**THE INPUT**:

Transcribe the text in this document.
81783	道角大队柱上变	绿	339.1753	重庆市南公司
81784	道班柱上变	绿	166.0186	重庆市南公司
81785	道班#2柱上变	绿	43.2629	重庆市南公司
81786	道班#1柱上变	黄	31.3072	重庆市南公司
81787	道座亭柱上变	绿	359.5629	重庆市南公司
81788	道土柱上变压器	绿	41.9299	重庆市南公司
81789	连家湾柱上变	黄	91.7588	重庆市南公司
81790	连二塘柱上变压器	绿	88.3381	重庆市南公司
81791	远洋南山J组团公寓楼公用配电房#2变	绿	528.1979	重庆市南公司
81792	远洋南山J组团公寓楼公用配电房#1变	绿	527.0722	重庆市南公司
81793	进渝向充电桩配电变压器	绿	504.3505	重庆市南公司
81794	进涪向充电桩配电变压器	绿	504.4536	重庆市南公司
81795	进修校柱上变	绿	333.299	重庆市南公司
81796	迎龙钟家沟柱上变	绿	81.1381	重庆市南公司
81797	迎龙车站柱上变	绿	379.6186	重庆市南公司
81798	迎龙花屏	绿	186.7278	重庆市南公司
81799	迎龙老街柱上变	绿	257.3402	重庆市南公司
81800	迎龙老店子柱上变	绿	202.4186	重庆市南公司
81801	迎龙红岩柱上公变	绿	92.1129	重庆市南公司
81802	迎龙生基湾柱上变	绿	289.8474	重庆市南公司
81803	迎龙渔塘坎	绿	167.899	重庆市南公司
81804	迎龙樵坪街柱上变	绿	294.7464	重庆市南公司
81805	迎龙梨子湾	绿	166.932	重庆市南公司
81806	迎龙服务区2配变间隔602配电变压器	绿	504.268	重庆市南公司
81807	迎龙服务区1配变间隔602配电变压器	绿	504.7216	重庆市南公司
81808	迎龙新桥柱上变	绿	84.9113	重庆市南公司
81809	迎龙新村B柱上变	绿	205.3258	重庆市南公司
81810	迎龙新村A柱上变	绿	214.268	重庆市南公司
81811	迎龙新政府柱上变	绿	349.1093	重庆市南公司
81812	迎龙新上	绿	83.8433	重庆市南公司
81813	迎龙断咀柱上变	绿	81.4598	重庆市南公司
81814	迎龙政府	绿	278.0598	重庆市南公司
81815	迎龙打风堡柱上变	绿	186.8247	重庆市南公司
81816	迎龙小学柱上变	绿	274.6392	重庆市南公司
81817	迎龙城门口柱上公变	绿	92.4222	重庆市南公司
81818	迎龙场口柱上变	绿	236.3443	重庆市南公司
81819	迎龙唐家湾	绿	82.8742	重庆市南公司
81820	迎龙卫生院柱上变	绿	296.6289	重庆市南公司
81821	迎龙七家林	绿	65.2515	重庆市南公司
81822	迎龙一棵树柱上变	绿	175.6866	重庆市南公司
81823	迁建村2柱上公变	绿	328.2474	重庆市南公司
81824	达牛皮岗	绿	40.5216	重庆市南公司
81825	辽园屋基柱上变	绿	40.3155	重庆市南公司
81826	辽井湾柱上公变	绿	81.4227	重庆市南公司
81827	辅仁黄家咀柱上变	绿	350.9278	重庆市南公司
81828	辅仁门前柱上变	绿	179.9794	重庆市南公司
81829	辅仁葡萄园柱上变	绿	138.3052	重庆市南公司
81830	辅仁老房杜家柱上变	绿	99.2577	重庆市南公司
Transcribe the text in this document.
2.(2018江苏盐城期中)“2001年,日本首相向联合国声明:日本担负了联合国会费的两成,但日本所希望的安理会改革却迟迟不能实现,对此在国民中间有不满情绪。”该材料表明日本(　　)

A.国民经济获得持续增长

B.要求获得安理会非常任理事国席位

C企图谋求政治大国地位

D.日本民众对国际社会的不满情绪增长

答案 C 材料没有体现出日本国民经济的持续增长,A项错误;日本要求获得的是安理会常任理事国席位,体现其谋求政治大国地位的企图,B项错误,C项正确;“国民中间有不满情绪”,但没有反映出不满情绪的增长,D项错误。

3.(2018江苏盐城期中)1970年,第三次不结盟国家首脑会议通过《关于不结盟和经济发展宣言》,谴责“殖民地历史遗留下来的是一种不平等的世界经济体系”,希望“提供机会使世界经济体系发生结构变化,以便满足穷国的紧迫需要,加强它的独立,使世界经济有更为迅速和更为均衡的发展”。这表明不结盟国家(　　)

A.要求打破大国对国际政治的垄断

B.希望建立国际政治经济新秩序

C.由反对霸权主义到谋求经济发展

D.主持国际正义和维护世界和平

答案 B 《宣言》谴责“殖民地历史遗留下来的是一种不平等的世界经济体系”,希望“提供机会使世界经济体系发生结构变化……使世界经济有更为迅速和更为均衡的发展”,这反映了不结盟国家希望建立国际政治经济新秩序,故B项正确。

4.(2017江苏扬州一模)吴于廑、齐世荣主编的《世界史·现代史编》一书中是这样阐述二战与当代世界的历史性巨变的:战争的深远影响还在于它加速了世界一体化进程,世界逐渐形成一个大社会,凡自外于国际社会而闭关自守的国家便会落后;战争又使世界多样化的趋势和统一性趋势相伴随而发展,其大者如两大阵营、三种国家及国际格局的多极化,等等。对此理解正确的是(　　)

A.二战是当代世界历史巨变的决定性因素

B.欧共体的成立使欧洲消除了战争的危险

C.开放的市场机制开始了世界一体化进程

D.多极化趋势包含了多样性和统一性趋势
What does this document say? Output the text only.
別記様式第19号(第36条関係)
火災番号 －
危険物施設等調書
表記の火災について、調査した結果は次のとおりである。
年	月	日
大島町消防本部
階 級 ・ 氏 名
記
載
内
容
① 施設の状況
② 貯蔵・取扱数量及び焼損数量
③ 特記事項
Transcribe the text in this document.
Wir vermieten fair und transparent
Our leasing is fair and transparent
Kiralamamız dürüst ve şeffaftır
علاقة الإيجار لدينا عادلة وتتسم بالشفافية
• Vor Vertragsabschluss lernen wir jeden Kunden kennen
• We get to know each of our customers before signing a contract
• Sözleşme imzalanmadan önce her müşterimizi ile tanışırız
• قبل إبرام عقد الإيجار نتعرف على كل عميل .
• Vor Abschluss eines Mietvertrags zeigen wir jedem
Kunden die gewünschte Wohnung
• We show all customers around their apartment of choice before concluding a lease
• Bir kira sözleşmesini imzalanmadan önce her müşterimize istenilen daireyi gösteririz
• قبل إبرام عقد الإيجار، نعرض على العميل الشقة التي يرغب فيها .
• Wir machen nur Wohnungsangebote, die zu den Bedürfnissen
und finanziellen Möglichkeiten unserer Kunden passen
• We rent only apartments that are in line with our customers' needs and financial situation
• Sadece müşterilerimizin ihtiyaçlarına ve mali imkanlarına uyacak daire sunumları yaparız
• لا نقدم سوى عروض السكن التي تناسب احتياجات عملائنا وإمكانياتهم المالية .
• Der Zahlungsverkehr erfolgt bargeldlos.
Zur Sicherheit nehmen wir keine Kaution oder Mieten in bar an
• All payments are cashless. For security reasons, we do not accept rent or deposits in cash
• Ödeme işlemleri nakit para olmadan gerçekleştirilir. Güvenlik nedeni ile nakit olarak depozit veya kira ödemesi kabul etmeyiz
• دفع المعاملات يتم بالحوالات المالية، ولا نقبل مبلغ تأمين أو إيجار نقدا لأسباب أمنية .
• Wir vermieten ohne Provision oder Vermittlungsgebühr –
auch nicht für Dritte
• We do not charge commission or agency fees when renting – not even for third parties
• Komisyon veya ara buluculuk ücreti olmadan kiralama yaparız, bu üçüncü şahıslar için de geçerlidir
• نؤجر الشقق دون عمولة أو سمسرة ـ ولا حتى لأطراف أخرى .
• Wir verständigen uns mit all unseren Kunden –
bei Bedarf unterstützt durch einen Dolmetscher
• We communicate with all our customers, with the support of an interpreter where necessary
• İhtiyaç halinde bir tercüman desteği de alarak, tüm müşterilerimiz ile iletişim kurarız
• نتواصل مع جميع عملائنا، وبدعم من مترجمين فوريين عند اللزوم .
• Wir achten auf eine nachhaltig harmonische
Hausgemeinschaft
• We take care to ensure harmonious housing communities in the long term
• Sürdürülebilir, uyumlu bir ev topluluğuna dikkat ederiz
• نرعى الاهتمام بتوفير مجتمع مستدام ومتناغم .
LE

**WHAT TO WORK ON**: Identify the lines of the data that contain the word "远洋南山J组团公寓楼公用配电房". Copy each of them.

**RESPONSE**:
81791	远洋南山J组团公寓楼公用配电房#2变	绿	528.1979	重庆市南公司
81792	远洋南山J组团公寓楼公用配电房#1变	绿	527.0722	重庆市南公司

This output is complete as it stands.